▶ AIM OF THE TASK: Give back the full listing, character for character, with no pictures.

▶ PROVIDED DATA:
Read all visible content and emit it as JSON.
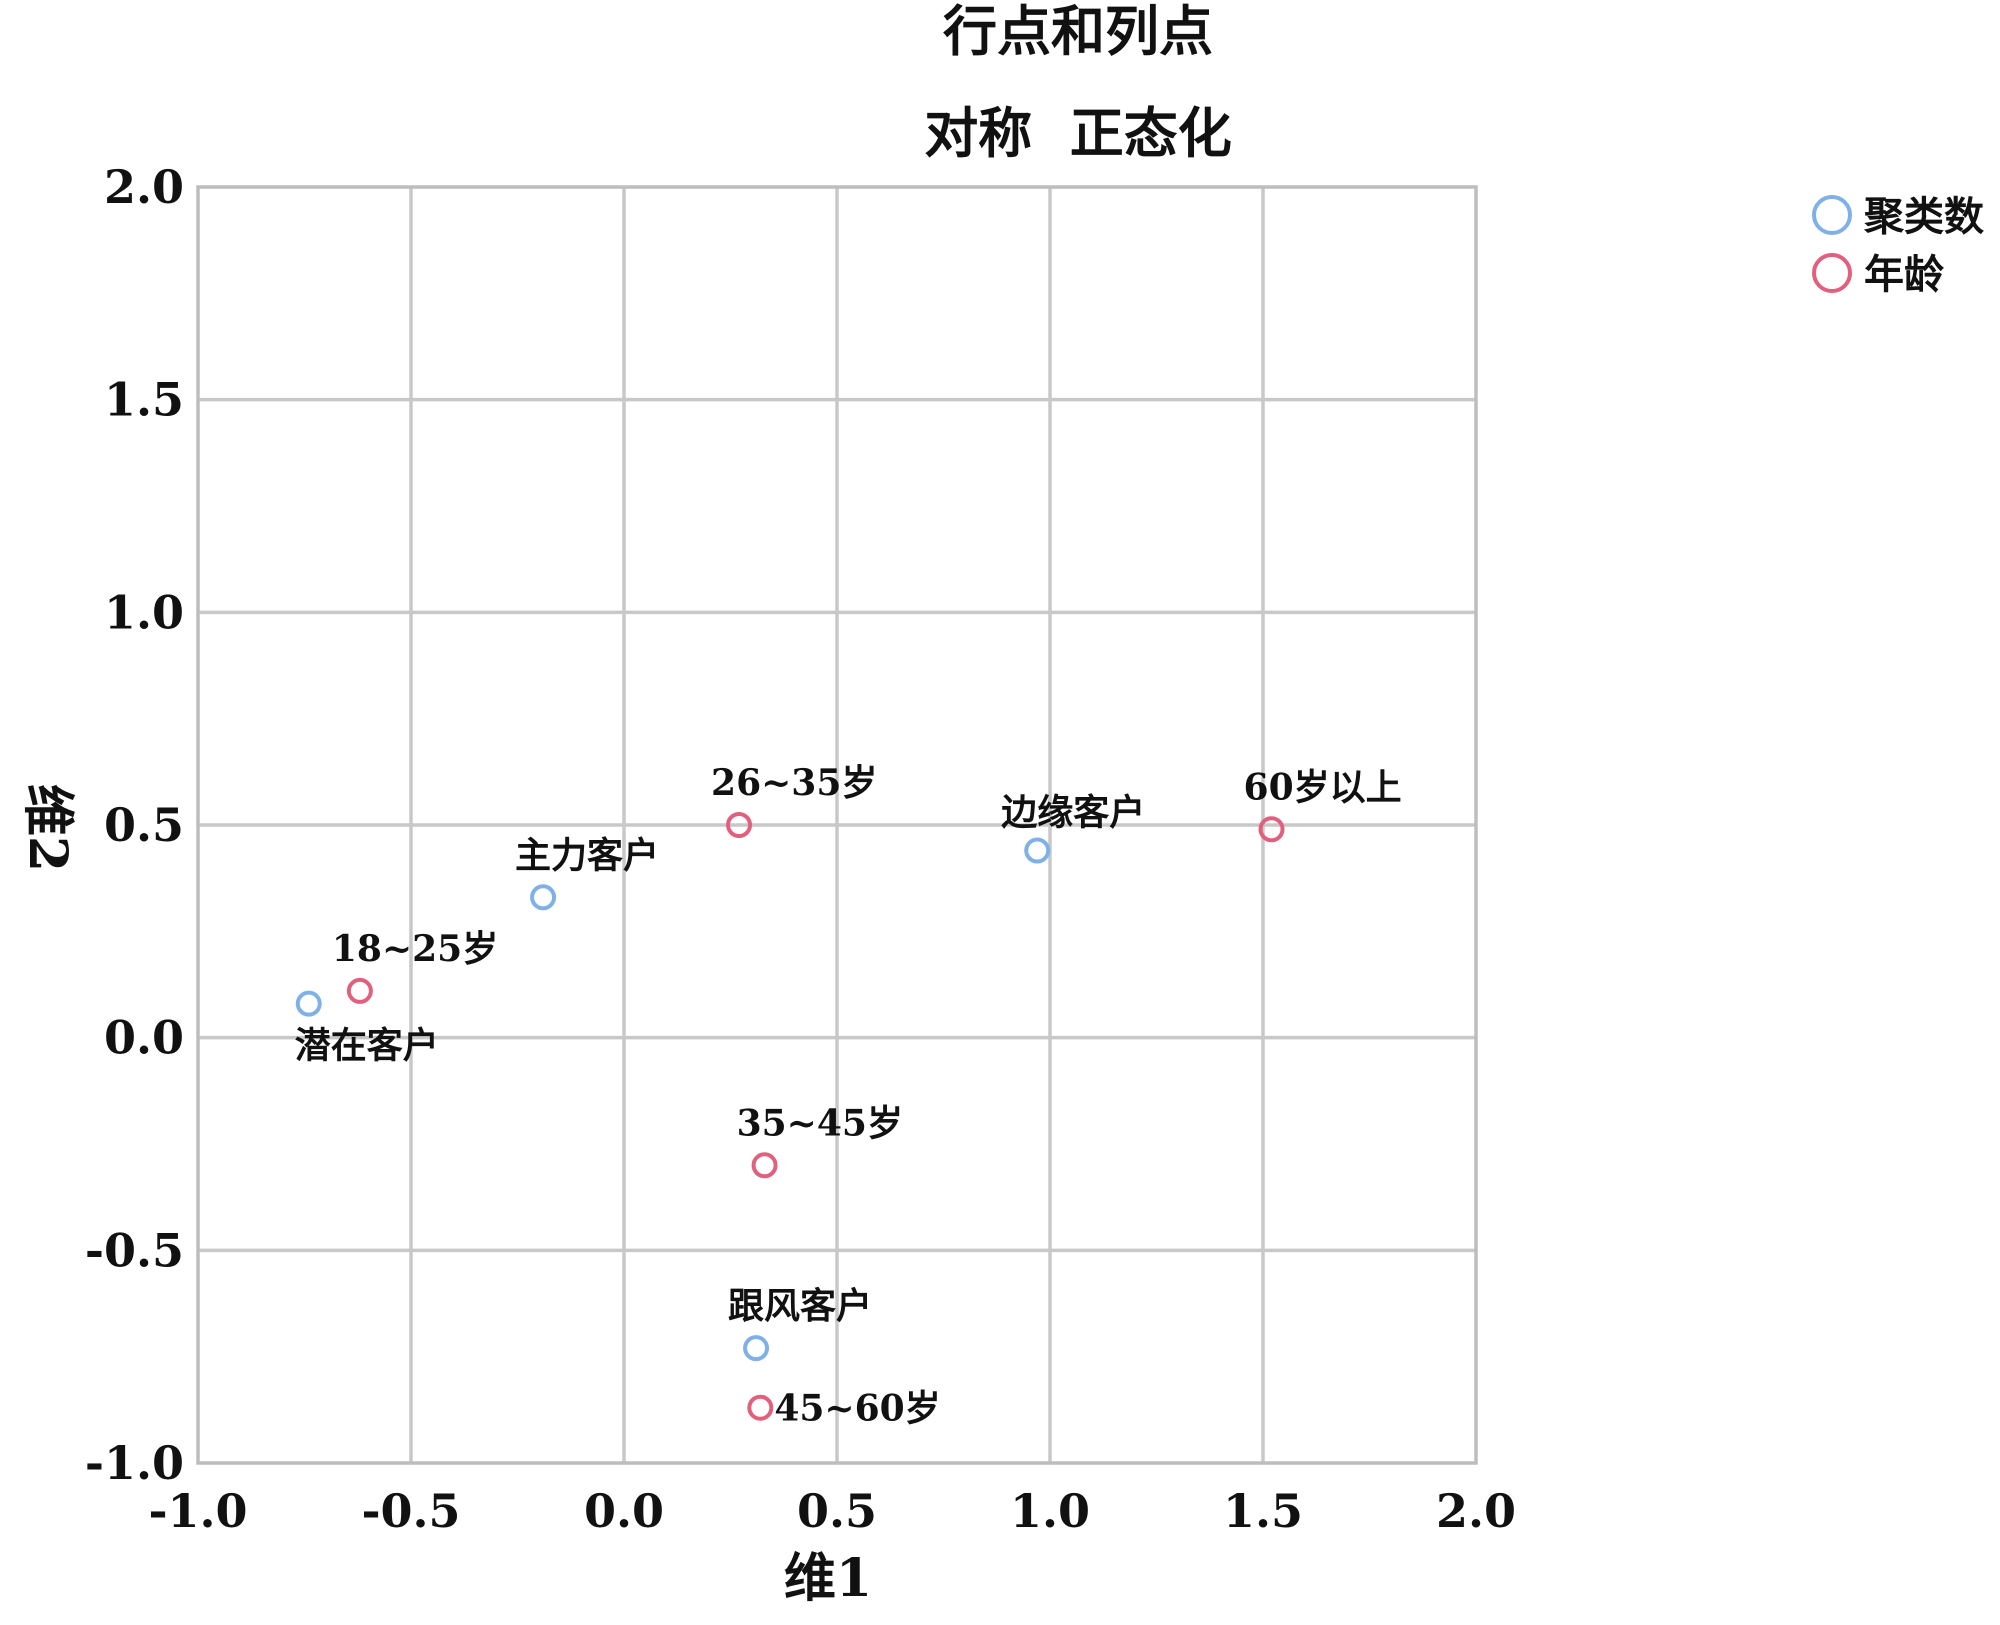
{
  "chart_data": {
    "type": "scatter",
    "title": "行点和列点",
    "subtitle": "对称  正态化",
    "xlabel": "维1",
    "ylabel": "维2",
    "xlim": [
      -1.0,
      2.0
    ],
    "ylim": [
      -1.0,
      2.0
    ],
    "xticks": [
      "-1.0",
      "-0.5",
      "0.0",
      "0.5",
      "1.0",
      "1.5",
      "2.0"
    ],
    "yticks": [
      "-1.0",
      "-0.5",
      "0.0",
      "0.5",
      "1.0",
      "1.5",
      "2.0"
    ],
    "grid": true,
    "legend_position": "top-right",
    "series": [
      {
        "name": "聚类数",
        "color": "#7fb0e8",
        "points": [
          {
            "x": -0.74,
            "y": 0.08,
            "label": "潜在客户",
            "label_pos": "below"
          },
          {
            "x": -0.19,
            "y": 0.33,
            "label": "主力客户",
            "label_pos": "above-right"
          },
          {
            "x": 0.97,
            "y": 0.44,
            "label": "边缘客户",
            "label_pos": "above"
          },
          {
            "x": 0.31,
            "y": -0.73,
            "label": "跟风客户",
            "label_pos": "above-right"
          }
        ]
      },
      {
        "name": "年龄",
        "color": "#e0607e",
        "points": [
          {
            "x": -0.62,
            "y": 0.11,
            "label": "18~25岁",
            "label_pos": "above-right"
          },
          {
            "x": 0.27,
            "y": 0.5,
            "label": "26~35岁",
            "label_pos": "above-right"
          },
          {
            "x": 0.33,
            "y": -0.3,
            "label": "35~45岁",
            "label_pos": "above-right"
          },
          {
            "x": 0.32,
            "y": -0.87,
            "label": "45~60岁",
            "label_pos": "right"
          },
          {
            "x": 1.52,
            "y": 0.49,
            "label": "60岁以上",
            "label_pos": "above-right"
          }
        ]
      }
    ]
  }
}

▶ FULL OUTPUT:
Read all visible content and emit it as JSON.
{
  "chart_data": {
    "type": "scatter",
    "title": "行点和列点",
    "subtitle": "对称  正态化",
    "xlabel": "维1",
    "ylabel": "维2",
    "xlim": [
      -1.0,
      2.0
    ],
    "ylim": [
      -1.0,
      2.0
    ],
    "xticks": [
      "-1.0",
      "-0.5",
      "0.0",
      "0.5",
      "1.0",
      "1.5",
      "2.0"
    ],
    "yticks": [
      "-1.0",
      "-0.5",
      "0.0",
      "0.5",
      "1.0",
      "1.5",
      "2.0"
    ],
    "grid": true,
    "legend_position": "top-right",
    "series": [
      {
        "name": "聚类数",
        "color": "#7fb0e8",
        "points": [
          {
            "x": -0.74,
            "y": 0.08,
            "label": "潜在客户",
            "label_pos": "below"
          },
          {
            "x": -0.19,
            "y": 0.33,
            "label": "主力客户",
            "label_pos": "above-right"
          },
          {
            "x": 0.97,
            "y": 0.44,
            "label": "边缘客户",
            "label_pos": "above"
          },
          {
            "x": 0.31,
            "y": -0.73,
            "label": "跟风客户",
            "label_pos": "above-right"
          }
        ]
      },
      {
        "name": "年龄",
        "color": "#e0607e",
        "points": [
          {
            "x": -0.62,
            "y": 0.11,
            "label": "18~25岁",
            "label_pos": "above-right"
          },
          {
            "x": 0.27,
            "y": 0.5,
            "label": "26~35岁",
            "label_pos": "above-right"
          },
          {
            "x": 0.33,
            "y": -0.3,
            "label": "35~45岁",
            "label_pos": "above-right"
          },
          {
            "x": 0.32,
            "y": -0.87,
            "label": "45~60岁",
            "label_pos": "right"
          },
          {
            "x": 1.52,
            "y": 0.49,
            "label": "60岁以上",
            "label_pos": "above-right"
          }
        ]
      }
    ]
  }
}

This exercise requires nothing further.